» **What you have to do**
Exactly as written, please set down all of the entries again, with no pictures.

» **Dataset**
<<<<

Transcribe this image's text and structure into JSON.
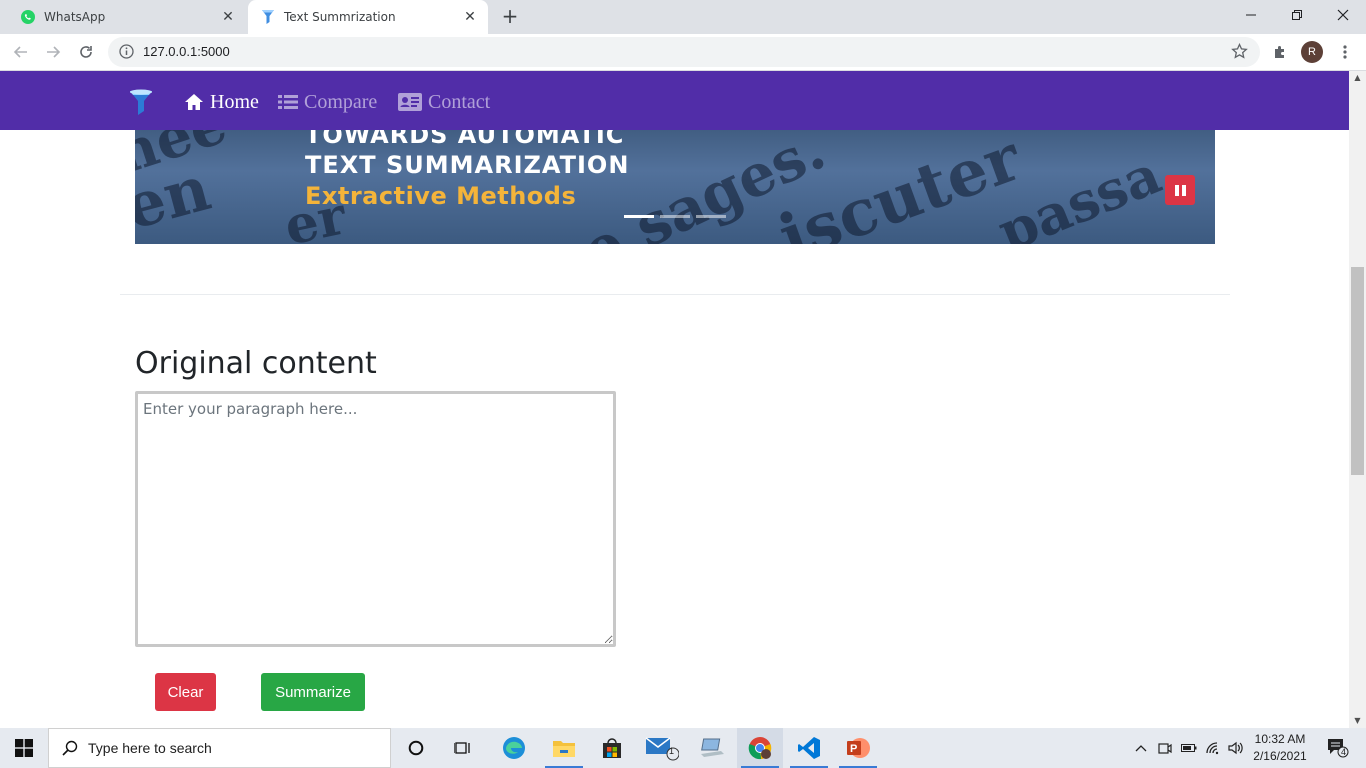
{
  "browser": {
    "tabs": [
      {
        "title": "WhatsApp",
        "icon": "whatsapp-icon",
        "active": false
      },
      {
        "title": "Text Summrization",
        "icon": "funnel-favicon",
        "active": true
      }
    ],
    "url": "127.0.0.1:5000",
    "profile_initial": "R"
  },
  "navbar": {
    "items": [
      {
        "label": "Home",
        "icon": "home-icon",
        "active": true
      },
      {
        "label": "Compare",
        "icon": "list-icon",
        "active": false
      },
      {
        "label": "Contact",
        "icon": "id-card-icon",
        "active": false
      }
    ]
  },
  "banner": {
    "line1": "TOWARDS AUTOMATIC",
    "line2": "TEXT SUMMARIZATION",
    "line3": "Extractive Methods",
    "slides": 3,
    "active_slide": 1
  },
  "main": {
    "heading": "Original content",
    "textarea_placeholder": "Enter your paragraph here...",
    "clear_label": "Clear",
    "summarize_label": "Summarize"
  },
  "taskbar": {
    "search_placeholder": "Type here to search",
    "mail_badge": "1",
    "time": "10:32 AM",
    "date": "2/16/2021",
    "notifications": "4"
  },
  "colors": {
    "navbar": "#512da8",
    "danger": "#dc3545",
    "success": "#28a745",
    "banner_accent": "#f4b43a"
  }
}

>>>>

» **Solution to this task**
Transcribe this image's text and structure into JSON.
{
  "browser": {
    "tabs": [
      {
        "title": "WhatsApp",
        "icon": "whatsapp-icon",
        "active": false
      },
      {
        "title": "Text Summrization",
        "icon": "funnel-favicon",
        "active": true
      }
    ],
    "url": "127.0.0.1:5000",
    "profile_initial": "R"
  },
  "navbar": {
    "items": [
      {
        "label": "Home",
        "icon": "home-icon",
        "active": true
      },
      {
        "label": "Compare",
        "icon": "list-icon",
        "active": false
      },
      {
        "label": "Contact",
        "icon": "id-card-icon",
        "active": false
      }
    ]
  },
  "banner": {
    "line1": "TOWARDS AUTOMATIC",
    "line2": "TEXT SUMMARIZATION",
    "line3": "Extractive Methods",
    "slides": 3,
    "active_slide": 1
  },
  "main": {
    "heading": "Original content",
    "textarea_placeholder": "Enter your paragraph here...",
    "clear_label": "Clear",
    "summarize_label": "Summarize"
  },
  "taskbar": {
    "search_placeholder": "Type here to search",
    "mail_badge": "1",
    "time": "10:32 AM",
    "date": "2/16/2021",
    "notifications": "4"
  },
  "colors": {
    "navbar": "#512da8",
    "danger": "#dc3545",
    "success": "#28a745",
    "banner_accent": "#f4b43a"
  }
}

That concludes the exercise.